Required work: Among the records below, find each line that includes the string "fenomeno" and copy it.
>>>
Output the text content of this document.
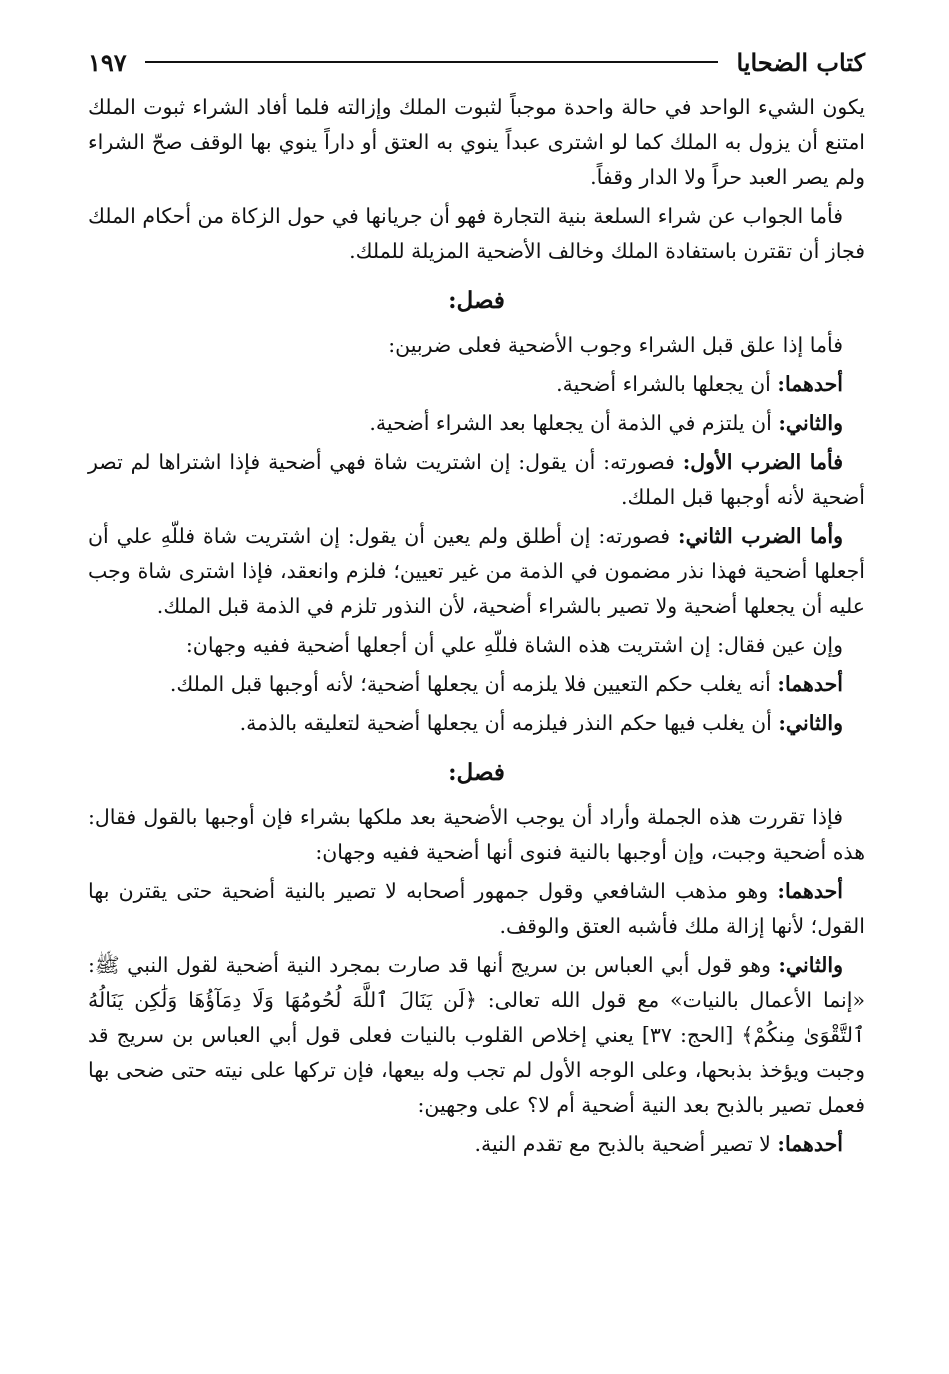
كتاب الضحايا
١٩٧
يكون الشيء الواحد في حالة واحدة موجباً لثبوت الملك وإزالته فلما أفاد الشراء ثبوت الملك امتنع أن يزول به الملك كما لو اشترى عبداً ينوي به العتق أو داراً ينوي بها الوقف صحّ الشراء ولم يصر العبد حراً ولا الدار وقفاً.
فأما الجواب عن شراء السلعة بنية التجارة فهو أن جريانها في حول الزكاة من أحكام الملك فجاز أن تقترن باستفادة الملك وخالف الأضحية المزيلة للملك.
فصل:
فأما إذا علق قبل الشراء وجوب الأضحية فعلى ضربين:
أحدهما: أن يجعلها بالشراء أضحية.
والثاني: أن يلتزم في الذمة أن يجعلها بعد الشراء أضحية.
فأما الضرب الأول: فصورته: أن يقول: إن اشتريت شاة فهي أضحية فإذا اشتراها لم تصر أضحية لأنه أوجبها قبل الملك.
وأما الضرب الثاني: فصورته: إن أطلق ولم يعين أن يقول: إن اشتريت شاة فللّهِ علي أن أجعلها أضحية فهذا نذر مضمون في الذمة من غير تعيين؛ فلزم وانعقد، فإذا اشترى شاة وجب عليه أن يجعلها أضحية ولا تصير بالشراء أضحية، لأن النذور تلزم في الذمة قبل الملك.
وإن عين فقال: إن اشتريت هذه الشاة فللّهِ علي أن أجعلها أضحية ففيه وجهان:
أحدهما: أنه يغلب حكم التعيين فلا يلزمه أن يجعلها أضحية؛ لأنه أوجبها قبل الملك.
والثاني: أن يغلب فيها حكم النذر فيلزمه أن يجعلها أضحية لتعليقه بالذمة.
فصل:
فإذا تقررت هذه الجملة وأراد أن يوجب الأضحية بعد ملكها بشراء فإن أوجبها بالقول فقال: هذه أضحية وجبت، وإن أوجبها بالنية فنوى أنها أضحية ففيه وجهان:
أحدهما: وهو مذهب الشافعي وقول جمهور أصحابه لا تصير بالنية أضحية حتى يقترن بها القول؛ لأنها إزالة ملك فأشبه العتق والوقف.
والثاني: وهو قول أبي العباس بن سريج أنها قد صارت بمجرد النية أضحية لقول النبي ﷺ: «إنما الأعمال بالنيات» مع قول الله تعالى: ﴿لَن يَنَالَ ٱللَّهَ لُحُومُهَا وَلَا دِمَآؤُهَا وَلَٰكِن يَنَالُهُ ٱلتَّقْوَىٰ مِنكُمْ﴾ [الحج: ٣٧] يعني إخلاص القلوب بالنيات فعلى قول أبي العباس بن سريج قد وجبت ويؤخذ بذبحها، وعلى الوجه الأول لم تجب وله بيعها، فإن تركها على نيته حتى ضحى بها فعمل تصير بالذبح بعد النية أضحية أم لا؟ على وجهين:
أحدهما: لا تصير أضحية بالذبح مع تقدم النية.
<<<
>>>
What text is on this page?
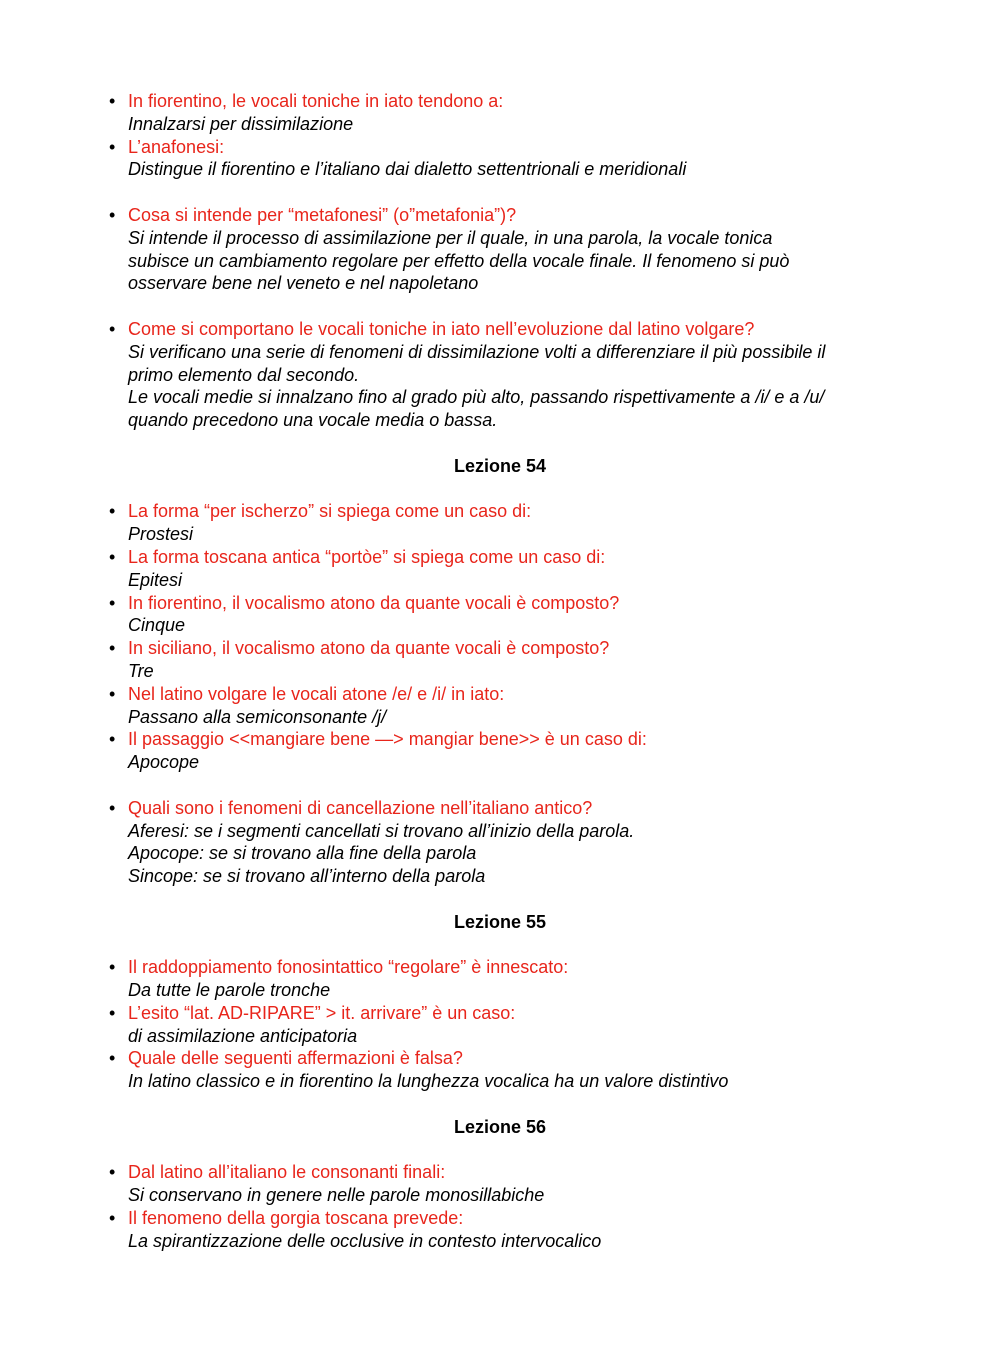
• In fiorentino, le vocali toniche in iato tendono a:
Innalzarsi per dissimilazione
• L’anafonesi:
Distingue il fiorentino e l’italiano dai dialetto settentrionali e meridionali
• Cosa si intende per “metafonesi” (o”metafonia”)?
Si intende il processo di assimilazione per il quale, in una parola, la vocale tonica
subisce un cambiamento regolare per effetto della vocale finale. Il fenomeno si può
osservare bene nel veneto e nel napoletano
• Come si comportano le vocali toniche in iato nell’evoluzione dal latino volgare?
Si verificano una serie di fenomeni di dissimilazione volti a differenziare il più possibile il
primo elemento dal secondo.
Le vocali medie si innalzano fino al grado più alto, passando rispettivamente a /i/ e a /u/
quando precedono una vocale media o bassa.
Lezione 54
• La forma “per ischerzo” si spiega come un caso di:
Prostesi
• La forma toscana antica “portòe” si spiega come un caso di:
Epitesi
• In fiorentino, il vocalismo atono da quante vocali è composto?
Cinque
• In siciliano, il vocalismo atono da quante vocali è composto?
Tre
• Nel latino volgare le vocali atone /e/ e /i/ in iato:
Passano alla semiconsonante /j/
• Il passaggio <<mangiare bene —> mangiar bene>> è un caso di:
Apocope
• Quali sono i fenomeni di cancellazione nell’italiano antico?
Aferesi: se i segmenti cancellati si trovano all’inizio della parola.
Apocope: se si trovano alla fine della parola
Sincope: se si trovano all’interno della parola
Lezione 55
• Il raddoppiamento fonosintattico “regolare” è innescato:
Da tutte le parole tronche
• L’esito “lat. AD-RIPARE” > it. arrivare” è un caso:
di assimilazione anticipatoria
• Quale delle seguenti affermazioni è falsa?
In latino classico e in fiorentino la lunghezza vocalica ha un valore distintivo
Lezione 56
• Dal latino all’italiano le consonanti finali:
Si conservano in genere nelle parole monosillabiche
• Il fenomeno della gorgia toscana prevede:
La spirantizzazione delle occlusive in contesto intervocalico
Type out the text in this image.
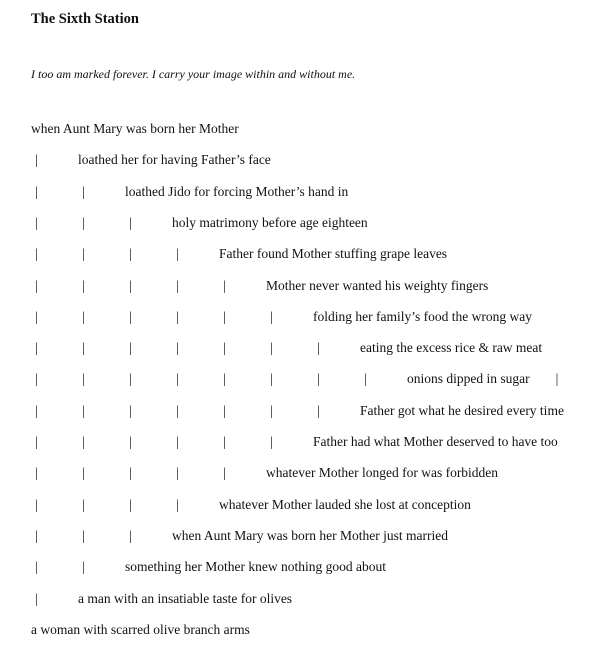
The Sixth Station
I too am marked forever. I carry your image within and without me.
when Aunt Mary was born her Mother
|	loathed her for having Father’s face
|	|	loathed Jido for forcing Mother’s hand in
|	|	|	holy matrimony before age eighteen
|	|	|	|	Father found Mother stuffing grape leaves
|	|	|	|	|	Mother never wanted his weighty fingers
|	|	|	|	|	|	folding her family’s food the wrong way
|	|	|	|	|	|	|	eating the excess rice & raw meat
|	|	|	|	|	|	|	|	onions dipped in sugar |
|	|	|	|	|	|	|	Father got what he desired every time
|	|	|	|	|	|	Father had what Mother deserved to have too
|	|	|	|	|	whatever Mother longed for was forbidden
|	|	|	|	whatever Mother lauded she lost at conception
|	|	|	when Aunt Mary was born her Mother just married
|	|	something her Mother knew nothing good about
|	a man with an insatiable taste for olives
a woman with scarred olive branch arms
<<<
Result:
subisce un cambiamento regolare per effetto della vocale finale. Il fenomeno si può
• Il fenomeno della gorgia toscana prevede:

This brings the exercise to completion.